----- RECORDS FOR THE EXERCISE

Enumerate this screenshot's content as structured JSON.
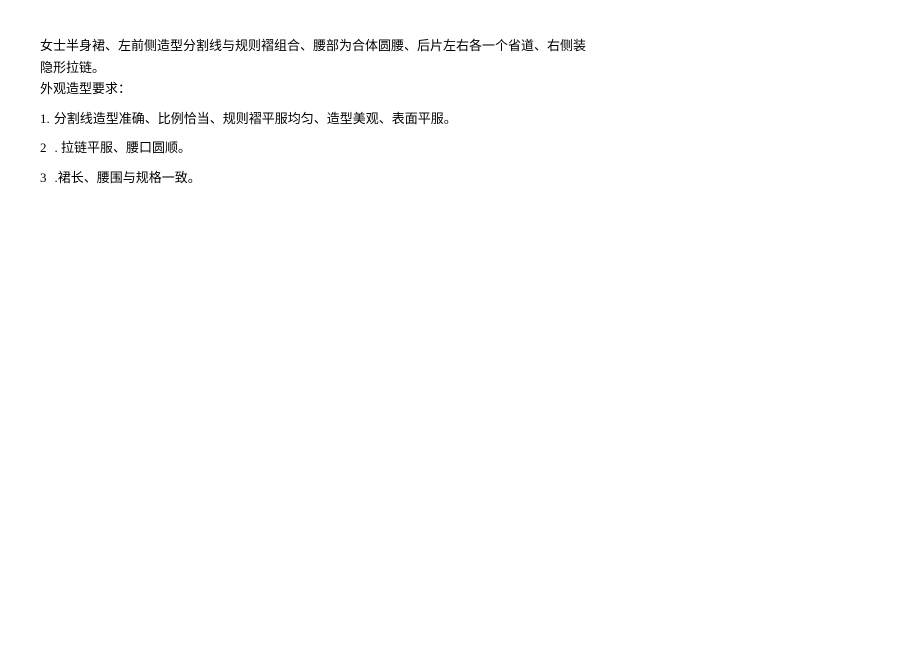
{
  "description": {
    "line1": "女士半身裙、左前侧造型分割线与规则褶组合、腰部为合体圆腰、后片左右各一个省道、右侧装",
    "line2": "隐形拉链。"
  },
  "requirements_title": "外观造型要求：",
  "requirements": [
    {
      "number": "1.",
      "text": "分割线造型准确、比例恰当、规则褶平服均匀、造型美观、表面平服。"
    },
    {
      "number": "2",
      "text": ". 拉链平服、腰口圆顺。"
    },
    {
      "number": "3",
      "text": ".裙长、腰围与规格一致。"
    }
  ]
}
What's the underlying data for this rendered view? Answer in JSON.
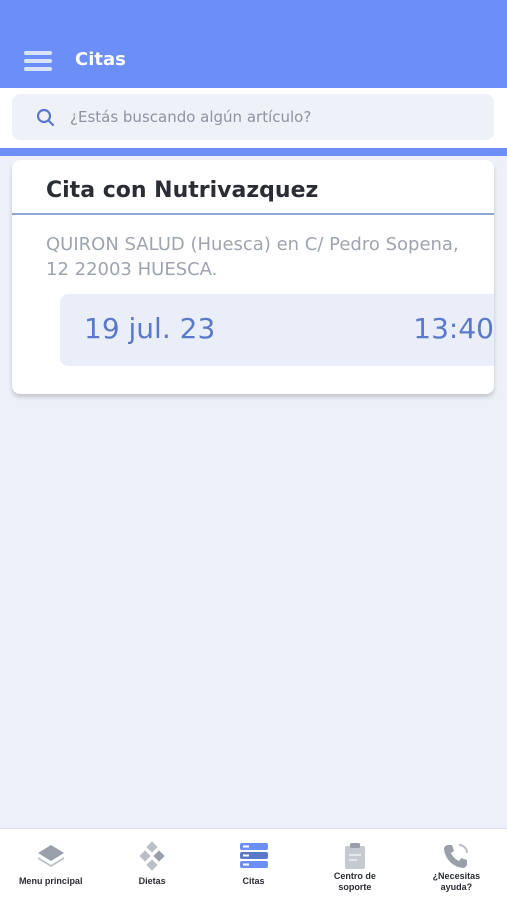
{
  "header": {
    "title": "Citas",
    "menu_icon": "hamburger-menu-icon",
    "background_color": "#6b8ff7"
  },
  "search": {
    "placeholder": "¿Estás buscando algún artículo?",
    "icon": "search-icon"
  },
  "appointment": {
    "title": "Cita con Nutrivazquez",
    "address": "QUIRON SALUD (Huesca) en C/ Pedro Sopena, 12 22003 HUESCA.",
    "date": "19 jul. 23",
    "time": "13:40",
    "accent_color": "#5a79c9"
  },
  "bottom_nav": {
    "items": [
      {
        "label": "Menu principal",
        "icon": "layers-icon",
        "active": false
      },
      {
        "label": "Dietas",
        "icon": "diamond-grid-icon",
        "active": false
      },
      {
        "label": "Citas",
        "icon": "server-stack-icon",
        "active": true
      },
      {
        "label": "Centro de soporte",
        "icon": "clipboard-icon",
        "active": false
      },
      {
        "label": "¿Necesitas ayuda?",
        "icon": "phone-icon",
        "active": false
      }
    ]
  }
}
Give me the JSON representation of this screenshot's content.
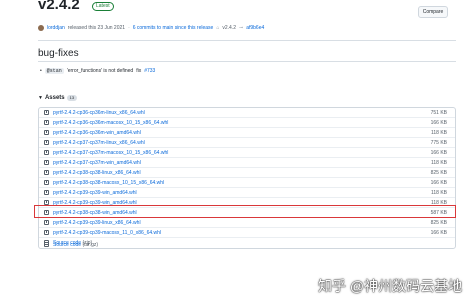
{
  "release": {
    "version": "v2.4.2",
    "badge": "Latest",
    "author": "lorddjan",
    "released_text": "released this 23 Jun 2021",
    "commits_text": "6 commits to main since this release",
    "tag": "v2.4.2",
    "commit": "af9b6e4",
    "compare_label": "Compare"
  },
  "bug_fixes": {
    "title": "bug-fixes",
    "items": [
      {
        "author": "@stan",
        "code": "'error_functions' is not defined",
        "fix_text": "fix",
        "link": "#733"
      }
    ]
  },
  "assets": {
    "title": "Assets",
    "count": "13",
    "items": [
      {
        "name": "pyrtf-2.4.2-cp36-cp36m-linux_x86_64.whl",
        "size": "751 KB",
        "type": "package"
      },
      {
        "name": "pyrtf-2.4.2-cp36-cp36m-macosx_10_15_x86_64.whl",
        "size": "166 KB",
        "type": "package"
      },
      {
        "name": "pyrtf-2.4.2-cp36-cp36m-win_amd64.whl",
        "size": "118 KB",
        "type": "package"
      },
      {
        "name": "pyrtf-2.4.2-cp37-cp37m-linux_x86_64.whl",
        "size": "775 KB",
        "type": "package"
      },
      {
        "name": "pyrtf-2.4.2-cp37-cp37m-macosx_10_15_x86_64.whl",
        "size": "166 KB",
        "type": "package"
      },
      {
        "name": "pyrtf-2.4.2-cp37-cp37m-win_amd64.whl",
        "size": "118 KB",
        "type": "package"
      },
      {
        "name": "pyrtf-2.4.2-cp38-cp38-linux_x86_64.whl",
        "size": "825 KB",
        "type": "package"
      },
      {
        "name": "pyrtf-2.4.2-cp38-cp38-macosx_10_15_x86_64.whl",
        "size": "166 KB",
        "type": "package"
      },
      {
        "name": "pyrtf-2.4.2-cp38-cp38-win_amd64.whl",
        "size": "587 KB",
        "type": "package"
      },
      {
        "name": "pyrtf-2.4.2-cp39-cp39-linux_x86_64.whl",
        "size": "825 KB",
        "type": "package"
      },
      {
        "name": "pyrtf-2.4.2-cp39-cp39-macosx_11_0_x86_64.whl",
        "size": "166 KB",
        "type": "package"
      },
      {
        "name": "pyrtf-2.4.2-cp39-cp39-win_amd64.whl",
        "size": "118 KB",
        "type": "package"
      },
      {
        "name": "Source code",
        "suffix": "(zip)",
        "size": "",
        "type": "zip"
      },
      {
        "name": "Source code",
        "suffix": "(tar.gz)",
        "size": "",
        "type": "zip"
      }
    ]
  },
  "watermark": "知乎 @神州数码云基地",
  "colors": {
    "link": "#0969da",
    "highlight_border": "#d9383a",
    "latest_badge": "#1a7f37"
  }
}
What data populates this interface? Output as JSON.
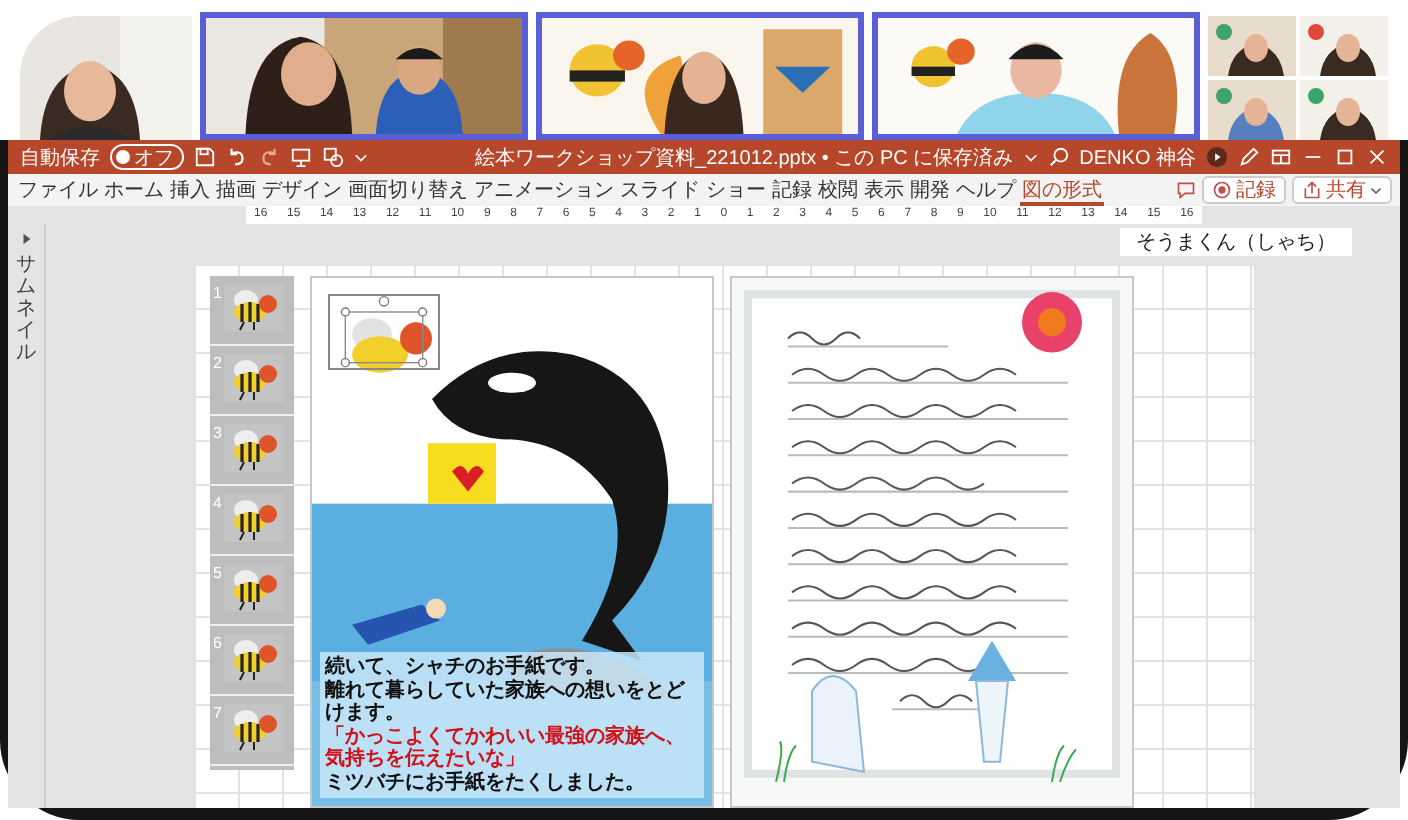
{
  "title_bar": {
    "autosave_label": "自動保存",
    "autosave": {
      "label": "オフ",
      "on": false
    },
    "file_title": "絵本ワークショップ資料_221012.pptx • この PC に保存済み",
    "user_name": "DENKO 神谷"
  },
  "ribbon_tabs": [
    {
      "label": "ファイル",
      "selected": false
    },
    {
      "label": "ホーム",
      "selected": false
    },
    {
      "label": "挿入",
      "selected": false
    },
    {
      "label": "描画",
      "selected": false
    },
    {
      "label": "デザイン",
      "selected": false
    },
    {
      "label": "画面切り替え",
      "selected": false
    },
    {
      "label": "アニメーション",
      "selected": false
    },
    {
      "label": "スライド ショー",
      "selected": false
    },
    {
      "label": "記録",
      "selected": false
    },
    {
      "label": "校閲",
      "selected": false
    },
    {
      "label": "表示",
      "selected": false
    },
    {
      "label": "開発",
      "selected": false
    },
    {
      "label": "ヘルプ",
      "selected": false
    },
    {
      "label": "図の形式",
      "selected": true
    }
  ],
  "record_button": "記録",
  "share_button": "共有",
  "ruler": [
    "16",
    "15",
    "14",
    "13",
    "12",
    "11",
    "10",
    "9",
    "8",
    "7",
    "6",
    "5",
    "4",
    "3",
    "2",
    "1",
    "0",
    "1",
    "2",
    "3",
    "4",
    "5",
    "6",
    "7",
    "8",
    "9",
    "10",
    "11",
    "12",
    "13",
    "14",
    "15",
    "16"
  ],
  "thumbnail_pane_label": "サムネイル",
  "note_label": "そうまくん（しゃち）",
  "slide": {
    "pages": [
      "1",
      "2",
      "3",
      "4",
      "5",
      "6",
      "7"
    ],
    "caption": [
      {
        "text": "続いて、シャチのお手紙です。",
        "kind": "plain"
      },
      {
        "text": "離れて暮らしていた家族への想いをとどけます。",
        "kind": "plain"
      },
      {
        "text": "「かっこよくてかわいい最強の家族へ、気持ちを伝えたいな」",
        "kind": "quote"
      },
      {
        "text": "ミツバチにお手紙をたくしました。",
        "kind": "plain"
      }
    ]
  }
}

----------

**INSTRUCTIONS FOR THE TASK:** Quote the material word for word, dropping any images it holds.

**REPLY:**
Enumerate this screenshot's content as structured JSON.
{
  "description": {
    "line1": "女士半身裙、左前侧造型分割线与规则褶组合、腰部为合体圆腰、后片左右各一个省道、右侧装",
    "line2": "隐形拉链。"
  },
  "requirements_title": "外观造型要求：",
  "requirements": [
    {
      "number": "1.",
      "text": "分割线造型准确、比例恰当、规则褶平服均匀、造型美观、表面平服。"
    },
    {
      "number": "2",
      "text": ". 拉链平服、腰口圆顺。"
    },
    {
      "number": "3",
      "text": ".裙长、腰围与规格一致。"
    }
  ]
}
What's the underlying data for this rendered view? Answer in JSON.
{
  "header": {
    "title": "Citas",
    "menu_icon": "hamburger-menu-icon",
    "background_color": "#6b8ff7"
  },
  "search": {
    "placeholder": "¿Estás buscando algún artículo?",
    "icon": "search-icon"
  },
  "appointment": {
    "title": "Cita con Nutrivazquez",
    "address": "QUIRON SALUD (Huesca) en C/ Pedro Sopena, 12 22003 HUESCA.",
    "date": "19 jul. 23",
    "time": "13:40",
    "accent_color": "#5a79c9"
  },
  "bottom_nav": {
    "items": [
      {
        "label": "Menu principal",
        "icon": "layers-icon",
        "active": false
      },
      {
        "label": "Dietas",
        "icon": "diamond-grid-icon",
        "active": false
      },
      {
        "label": "Citas",
        "icon": "server-stack-icon",
        "active": true
      },
      {
        "label": "Centro de soporte",
        "icon": "clipboard-icon",
        "active": false
      },
      {
        "label": "¿Necesitas ayuda?",
        "icon": "phone-icon",
        "active": false
      }
    ]
  }
}
Give me the JSON representation of this screenshot's content.
{
  "release": {
    "version": "v2.4.2",
    "badge": "Latest",
    "author": "lorddjan",
    "released_text": "released this 23 Jun 2021",
    "commits_text": "6 commits to main since this release",
    "tag": "v2.4.2",
    "commit": "af9b6e4",
    "compare_label": "Compare"
  },
  "bug_fixes": {
    "title": "bug-fixes",
    "items": [
      {
        "author": "@stan",
        "code": "'error_functions' is not defined",
        "fix_text": "fix",
        "link": "#733"
      }
    ]
  },
  "assets": {
    "title": "Assets",
    "count": "13",
    "items": [
      {
        "name": "pyrtf-2.4.2-cp36-cp36m-linux_x86_64.whl",
        "size": "751 KB",
        "type": "package"
      },
      {
        "name": "pyrtf-2.4.2-cp36-cp36m-macosx_10_15_x86_64.whl",
        "size": "166 KB",
        "type": "package"
      },
      {
        "name": "pyrtf-2.4.2-cp36-cp36m-win_amd64.whl",
        "size": "118 KB",
        "type": "package"
      },
      {
        "name": "pyrtf-2.4.2-cp37-cp37m-linux_x86_64.whl",
        "size": "775 KB",
        "type": "package"
      },
      {
        "name": "pyrtf-2.4.2-cp37-cp37m-macosx_10_15_x86_64.whl",
        "size": "166 KB",
        "type": "package"
      },
      {
        "name": "pyrtf-2.4.2-cp37-cp37m-win_amd64.whl",
        "size": "118 KB",
        "type": "package"
      },
      {
        "name": "pyrtf-2.4.2-cp38-cp38-linux_x86_64.whl",
        "size": "825 KB",
        "type": "package"
      },
      {
        "name": "pyrtf-2.4.2-cp38-cp38-macosx_10_15_x86_64.whl",
        "size": "166 KB",
        "type": "package"
      },
      {
        "name": "pyrtf-2.4.2-cp38-cp38-win_amd64.whl",
        "size": "587 KB",
        "type": "package"
      },
      {
        "name": "pyrtf-2.4.2-cp39-cp39-linux_x86_64.whl",
        "size": "825 KB",
        "type": "package"
      },
      {
        "name": "pyrtf-2.4.2-cp39-cp39-macosx_11_0_x86_64.whl",
        "size": "166 KB",
        "type": "package"
      },
      {
        "name": "pyrtf-2.4.2-cp39-cp39-win_amd64.whl",
        "size": "118 KB",
        "type": "package"
      },
      {
        "name": "Source code",
        "suffix": "(zip)",
        "size": "",
        "type": "zip"
      },
      {
        "name": "Source code",
        "suffix": "(tar.gz)",
        "size": "",
        "type": "zip"
      }
    ]
  },
  "watermark": "知乎 @神州数码云基地",
  "colors": {
    "link": "#0969da",
    "highlight_border": "#d9383a",
    "latest_badge": "#1a7f37"
  }
}
What data populates this interface? Output as JSON.
{
  "title_bar": {
    "autosave_label": "自動保存",
    "autosave": {
      "label": "オフ",
      "on": false
    },
    "file_title": "絵本ワークショップ資料_221012.pptx • この PC に保存済み",
    "user_name": "DENKO 神谷"
  },
  "ribbon_tabs": [
    {
      "label": "ファイル",
      "selected": false
    },
    {
      "label": "ホーム",
      "selected": false
    },
    {
      "label": "挿入",
      "selected": false
    },
    {
      "label": "描画",
      "selected": false
    },
    {
      "label": "デザイン",
      "selected": false
    },
    {
      "label": "画面切り替え",
      "selected": false
    },
    {
      "label": "アニメーション",
      "selected": false
    },
    {
      "label": "スライド ショー",
      "selected": false
    },
    {
      "label": "記録",
      "selected": false
    },
    {
      "label": "校閲",
      "selected": false
    },
    {
      "label": "表示",
      "selected": false
    },
    {
      "label": "開発",
      "selected": false
    },
    {
      "label": "ヘルプ",
      "selected": false
    },
    {
      "label": "図の形式",
      "selected": true
    }
  ],
  "record_button": "記録",
  "share_button": "共有",
  "ruler": [
    "16",
    "15",
    "14",
    "13",
    "12",
    "11",
    "10",
    "9",
    "8",
    "7",
    "6",
    "5",
    "4",
    "3",
    "2",
    "1",
    "0",
    "1",
    "2",
    "3",
    "4",
    "5",
    "6",
    "7",
    "8",
    "9",
    "10",
    "11",
    "12",
    "13",
    "14",
    "15",
    "16"
  ],
  "thumbnail_pane_label": "サムネイル",
  "note_label": "そうまくん（しゃち）",
  "slide": {
    "pages": [
      "1",
      "2",
      "3",
      "4",
      "5",
      "6",
      "7"
    ],
    "caption": [
      {
        "text": "続いて、シャチのお手紙です。",
        "kind": "plain"
      },
      {
        "text": "離れて暮らしていた家族への想いをとどけます。",
        "kind": "plain"
      },
      {
        "text": "「かっこよくてかわいい最強の家族へ、気持ちを伝えたいな」",
        "kind": "quote"
      },
      {
        "text": "ミツバチにお手紙をたくしました。",
        "kind": "plain"
      }
    ]
  }
}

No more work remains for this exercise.